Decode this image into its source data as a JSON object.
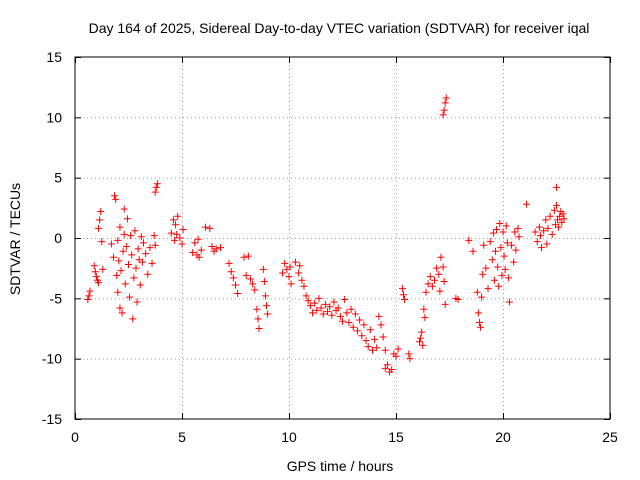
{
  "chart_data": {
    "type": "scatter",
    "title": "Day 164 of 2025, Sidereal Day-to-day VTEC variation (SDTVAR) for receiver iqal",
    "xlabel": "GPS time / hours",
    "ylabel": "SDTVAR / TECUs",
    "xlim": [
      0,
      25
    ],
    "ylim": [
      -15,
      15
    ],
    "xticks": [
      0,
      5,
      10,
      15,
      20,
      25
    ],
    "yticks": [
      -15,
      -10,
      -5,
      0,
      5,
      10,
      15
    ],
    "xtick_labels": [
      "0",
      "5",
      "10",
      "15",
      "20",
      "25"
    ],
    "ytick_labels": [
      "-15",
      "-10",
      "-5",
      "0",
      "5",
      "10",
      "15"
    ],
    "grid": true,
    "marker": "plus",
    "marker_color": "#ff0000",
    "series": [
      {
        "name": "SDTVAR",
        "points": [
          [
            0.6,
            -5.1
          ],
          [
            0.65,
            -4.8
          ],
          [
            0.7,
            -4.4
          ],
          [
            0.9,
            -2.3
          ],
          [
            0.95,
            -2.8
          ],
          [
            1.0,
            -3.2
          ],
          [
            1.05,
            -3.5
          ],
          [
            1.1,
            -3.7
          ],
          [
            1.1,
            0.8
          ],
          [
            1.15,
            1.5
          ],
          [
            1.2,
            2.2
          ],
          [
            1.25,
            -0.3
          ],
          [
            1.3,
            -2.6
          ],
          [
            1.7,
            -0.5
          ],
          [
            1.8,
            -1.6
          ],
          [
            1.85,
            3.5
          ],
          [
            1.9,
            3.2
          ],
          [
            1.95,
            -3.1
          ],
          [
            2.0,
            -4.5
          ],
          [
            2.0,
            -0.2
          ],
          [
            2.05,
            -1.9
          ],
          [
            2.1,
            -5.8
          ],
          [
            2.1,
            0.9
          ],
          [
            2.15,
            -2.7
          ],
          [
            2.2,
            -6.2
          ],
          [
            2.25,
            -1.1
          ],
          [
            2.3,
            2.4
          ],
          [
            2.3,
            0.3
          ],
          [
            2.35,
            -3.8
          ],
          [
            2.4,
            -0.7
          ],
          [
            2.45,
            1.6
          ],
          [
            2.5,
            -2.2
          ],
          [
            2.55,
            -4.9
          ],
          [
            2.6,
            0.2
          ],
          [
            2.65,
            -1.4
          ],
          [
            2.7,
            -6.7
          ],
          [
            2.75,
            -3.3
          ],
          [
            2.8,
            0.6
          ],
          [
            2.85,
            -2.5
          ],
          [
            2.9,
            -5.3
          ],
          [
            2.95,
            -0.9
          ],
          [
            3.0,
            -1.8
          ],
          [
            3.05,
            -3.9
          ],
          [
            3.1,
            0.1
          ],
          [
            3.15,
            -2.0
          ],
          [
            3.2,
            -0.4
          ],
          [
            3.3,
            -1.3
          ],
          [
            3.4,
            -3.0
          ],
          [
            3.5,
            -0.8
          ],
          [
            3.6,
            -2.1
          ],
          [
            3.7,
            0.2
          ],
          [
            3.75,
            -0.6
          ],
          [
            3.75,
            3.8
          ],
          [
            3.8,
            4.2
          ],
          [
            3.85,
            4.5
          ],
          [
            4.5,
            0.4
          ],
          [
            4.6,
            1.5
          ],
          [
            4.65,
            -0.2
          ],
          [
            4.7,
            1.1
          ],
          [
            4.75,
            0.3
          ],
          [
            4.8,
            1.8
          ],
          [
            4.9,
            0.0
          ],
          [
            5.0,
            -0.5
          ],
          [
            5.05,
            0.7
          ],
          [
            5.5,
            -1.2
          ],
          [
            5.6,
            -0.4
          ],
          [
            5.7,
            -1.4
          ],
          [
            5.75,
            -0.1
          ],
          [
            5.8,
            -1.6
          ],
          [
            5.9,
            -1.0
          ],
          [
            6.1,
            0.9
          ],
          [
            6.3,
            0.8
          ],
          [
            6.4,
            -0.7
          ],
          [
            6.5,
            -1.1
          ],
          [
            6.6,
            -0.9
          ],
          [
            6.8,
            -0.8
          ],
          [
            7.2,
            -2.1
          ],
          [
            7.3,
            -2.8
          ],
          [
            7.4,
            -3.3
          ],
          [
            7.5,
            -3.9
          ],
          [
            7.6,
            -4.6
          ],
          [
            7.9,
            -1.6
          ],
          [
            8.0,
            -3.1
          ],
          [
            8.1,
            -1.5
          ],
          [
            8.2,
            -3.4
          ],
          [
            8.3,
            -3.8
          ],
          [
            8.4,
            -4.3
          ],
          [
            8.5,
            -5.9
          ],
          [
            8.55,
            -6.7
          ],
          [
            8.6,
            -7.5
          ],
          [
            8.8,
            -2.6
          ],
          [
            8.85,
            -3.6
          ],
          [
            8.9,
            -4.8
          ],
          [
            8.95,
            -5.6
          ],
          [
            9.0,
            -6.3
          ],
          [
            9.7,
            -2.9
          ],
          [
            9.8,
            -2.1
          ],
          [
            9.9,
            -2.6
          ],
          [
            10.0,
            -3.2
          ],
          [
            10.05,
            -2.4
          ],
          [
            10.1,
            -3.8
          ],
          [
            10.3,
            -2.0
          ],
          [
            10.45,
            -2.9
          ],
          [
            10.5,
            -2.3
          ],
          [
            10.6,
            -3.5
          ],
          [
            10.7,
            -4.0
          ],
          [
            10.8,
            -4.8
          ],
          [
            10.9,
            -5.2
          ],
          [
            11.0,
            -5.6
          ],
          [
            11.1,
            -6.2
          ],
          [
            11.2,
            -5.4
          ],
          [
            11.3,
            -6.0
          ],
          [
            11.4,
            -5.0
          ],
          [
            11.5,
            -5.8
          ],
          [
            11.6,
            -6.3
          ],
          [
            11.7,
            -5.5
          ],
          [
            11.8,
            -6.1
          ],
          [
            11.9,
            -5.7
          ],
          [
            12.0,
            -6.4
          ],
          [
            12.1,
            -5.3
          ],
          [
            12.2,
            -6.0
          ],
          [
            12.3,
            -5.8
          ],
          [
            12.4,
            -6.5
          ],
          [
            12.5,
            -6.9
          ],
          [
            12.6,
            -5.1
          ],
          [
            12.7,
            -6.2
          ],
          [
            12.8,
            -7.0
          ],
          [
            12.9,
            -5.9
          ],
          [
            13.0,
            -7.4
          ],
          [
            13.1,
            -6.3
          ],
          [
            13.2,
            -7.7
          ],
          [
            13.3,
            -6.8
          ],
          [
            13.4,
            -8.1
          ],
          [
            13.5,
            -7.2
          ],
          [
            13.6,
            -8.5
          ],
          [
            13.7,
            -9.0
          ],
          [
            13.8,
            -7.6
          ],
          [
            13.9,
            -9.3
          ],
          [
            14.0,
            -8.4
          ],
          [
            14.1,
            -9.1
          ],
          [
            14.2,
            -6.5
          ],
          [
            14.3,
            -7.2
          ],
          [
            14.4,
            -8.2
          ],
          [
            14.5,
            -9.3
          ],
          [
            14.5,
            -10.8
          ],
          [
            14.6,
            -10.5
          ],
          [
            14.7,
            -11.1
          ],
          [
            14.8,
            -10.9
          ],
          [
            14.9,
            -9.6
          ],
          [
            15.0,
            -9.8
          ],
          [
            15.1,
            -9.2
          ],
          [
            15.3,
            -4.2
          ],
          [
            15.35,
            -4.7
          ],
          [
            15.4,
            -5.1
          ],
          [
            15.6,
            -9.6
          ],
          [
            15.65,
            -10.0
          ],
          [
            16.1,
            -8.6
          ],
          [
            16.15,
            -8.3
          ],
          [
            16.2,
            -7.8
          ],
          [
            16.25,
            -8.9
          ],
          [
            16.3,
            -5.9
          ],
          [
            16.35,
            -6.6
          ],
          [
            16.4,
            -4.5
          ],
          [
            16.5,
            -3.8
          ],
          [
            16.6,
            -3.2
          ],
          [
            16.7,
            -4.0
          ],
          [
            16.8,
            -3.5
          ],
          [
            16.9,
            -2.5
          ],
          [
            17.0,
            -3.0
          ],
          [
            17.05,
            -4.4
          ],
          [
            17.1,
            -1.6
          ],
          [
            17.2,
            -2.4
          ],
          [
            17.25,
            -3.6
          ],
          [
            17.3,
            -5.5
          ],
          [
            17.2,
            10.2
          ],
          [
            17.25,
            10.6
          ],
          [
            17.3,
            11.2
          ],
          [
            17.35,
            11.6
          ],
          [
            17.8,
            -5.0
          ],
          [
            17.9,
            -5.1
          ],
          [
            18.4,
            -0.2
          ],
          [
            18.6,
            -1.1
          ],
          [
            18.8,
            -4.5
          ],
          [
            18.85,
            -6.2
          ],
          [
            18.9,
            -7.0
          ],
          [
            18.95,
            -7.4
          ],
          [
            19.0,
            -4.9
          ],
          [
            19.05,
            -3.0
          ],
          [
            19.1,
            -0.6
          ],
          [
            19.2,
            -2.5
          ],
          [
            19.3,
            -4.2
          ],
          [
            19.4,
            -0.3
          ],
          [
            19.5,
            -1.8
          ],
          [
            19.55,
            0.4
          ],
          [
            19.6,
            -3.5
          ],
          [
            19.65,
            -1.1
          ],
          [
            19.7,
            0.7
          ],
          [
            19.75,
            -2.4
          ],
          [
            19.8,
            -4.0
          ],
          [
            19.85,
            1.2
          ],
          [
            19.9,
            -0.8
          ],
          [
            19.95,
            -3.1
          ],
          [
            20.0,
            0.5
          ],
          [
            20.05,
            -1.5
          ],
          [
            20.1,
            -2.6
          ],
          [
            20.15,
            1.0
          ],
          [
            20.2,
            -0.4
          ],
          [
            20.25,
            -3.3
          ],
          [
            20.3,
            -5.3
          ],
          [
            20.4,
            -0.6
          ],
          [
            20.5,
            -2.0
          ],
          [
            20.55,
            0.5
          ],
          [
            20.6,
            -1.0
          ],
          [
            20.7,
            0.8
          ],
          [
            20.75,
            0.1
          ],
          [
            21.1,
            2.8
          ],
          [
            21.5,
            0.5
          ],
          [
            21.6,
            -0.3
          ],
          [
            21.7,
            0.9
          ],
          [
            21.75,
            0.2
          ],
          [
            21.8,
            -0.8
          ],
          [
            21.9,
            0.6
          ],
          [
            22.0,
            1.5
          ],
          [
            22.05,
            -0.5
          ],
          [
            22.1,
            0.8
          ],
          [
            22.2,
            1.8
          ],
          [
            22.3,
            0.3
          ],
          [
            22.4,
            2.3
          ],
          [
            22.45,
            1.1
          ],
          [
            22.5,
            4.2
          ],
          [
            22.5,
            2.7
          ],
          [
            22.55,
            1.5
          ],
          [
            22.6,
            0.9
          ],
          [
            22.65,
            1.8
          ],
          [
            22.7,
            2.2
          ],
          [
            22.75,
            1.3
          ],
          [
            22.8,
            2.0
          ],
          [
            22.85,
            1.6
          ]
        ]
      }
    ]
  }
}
---
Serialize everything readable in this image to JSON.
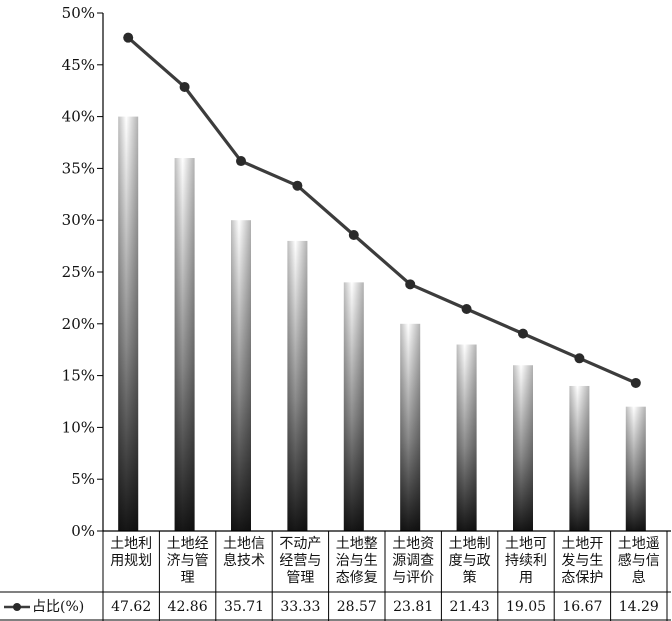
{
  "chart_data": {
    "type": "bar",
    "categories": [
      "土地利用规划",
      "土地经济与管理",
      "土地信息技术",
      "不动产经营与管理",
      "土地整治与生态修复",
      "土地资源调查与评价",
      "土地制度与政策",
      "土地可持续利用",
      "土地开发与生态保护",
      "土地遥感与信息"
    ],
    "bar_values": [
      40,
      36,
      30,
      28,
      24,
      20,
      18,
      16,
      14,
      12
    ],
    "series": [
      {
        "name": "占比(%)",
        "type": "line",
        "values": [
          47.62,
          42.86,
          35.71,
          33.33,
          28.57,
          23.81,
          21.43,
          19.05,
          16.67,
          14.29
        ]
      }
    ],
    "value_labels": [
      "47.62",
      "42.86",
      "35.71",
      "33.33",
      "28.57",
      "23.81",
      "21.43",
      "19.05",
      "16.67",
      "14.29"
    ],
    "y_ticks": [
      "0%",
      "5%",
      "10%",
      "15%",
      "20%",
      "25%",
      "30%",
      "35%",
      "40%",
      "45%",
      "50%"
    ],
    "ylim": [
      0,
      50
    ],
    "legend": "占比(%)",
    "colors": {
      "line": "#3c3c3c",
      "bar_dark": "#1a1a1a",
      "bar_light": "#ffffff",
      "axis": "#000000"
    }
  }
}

### GOAL OF THE EXERCISE
Identify every line above with the string "JSON" in it. Copy those lines.

### ANSWER TO THIS TASK
Decode this image into its source data as a JSON object.
Serialize everything readable in this image to JSON.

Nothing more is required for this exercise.